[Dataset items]
++++++++
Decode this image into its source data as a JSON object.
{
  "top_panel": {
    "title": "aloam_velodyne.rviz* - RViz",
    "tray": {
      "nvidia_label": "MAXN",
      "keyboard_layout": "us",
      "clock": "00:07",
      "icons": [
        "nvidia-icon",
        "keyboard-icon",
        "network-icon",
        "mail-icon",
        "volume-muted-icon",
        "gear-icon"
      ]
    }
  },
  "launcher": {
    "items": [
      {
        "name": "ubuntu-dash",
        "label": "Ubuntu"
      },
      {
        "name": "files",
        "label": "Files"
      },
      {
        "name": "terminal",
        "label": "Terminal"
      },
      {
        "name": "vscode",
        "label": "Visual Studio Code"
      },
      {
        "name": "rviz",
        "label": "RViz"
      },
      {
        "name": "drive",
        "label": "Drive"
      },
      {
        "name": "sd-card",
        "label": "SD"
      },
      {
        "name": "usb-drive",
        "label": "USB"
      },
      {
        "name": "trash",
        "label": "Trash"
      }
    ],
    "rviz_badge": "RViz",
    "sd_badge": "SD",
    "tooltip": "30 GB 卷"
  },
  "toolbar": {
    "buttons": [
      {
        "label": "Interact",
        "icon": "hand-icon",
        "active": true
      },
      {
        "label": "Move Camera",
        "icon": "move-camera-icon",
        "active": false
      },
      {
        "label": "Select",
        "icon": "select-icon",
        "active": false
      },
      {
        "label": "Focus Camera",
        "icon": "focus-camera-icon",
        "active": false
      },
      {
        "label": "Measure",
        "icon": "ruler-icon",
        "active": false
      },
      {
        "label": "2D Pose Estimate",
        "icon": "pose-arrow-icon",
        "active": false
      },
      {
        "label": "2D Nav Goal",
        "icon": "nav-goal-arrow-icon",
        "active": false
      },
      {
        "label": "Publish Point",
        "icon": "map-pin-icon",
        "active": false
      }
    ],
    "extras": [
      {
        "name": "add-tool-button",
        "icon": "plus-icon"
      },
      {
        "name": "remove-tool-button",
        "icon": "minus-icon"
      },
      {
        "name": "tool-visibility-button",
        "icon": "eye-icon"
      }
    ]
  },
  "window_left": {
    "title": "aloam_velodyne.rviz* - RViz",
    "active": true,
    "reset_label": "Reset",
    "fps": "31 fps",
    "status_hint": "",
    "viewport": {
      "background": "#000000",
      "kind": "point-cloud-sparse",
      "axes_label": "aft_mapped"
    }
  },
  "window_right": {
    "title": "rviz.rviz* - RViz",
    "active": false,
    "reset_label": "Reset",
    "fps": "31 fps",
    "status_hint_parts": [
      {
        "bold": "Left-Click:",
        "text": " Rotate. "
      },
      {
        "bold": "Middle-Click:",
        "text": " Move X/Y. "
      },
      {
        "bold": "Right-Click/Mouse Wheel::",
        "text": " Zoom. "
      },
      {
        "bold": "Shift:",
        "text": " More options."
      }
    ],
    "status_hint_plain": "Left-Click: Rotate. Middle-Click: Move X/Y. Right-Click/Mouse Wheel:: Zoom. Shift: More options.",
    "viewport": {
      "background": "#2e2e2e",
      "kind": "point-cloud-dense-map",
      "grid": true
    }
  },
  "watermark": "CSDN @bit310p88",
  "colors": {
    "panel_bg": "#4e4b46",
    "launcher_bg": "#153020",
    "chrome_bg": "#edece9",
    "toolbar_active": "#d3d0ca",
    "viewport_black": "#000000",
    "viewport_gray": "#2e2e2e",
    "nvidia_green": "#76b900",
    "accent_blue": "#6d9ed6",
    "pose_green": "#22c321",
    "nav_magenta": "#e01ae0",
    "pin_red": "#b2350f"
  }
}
++++++++
## [TASK GOAL]
Filter the records above for lines containing the word "bold", and copy those lines.

## [FULL SOLUTION]
        "bold": "Left-Click:",
        "bold": "Middle-Click:",
        "bold": "Right-Click/Mouse Wheel::",
        "bold": "Shift:",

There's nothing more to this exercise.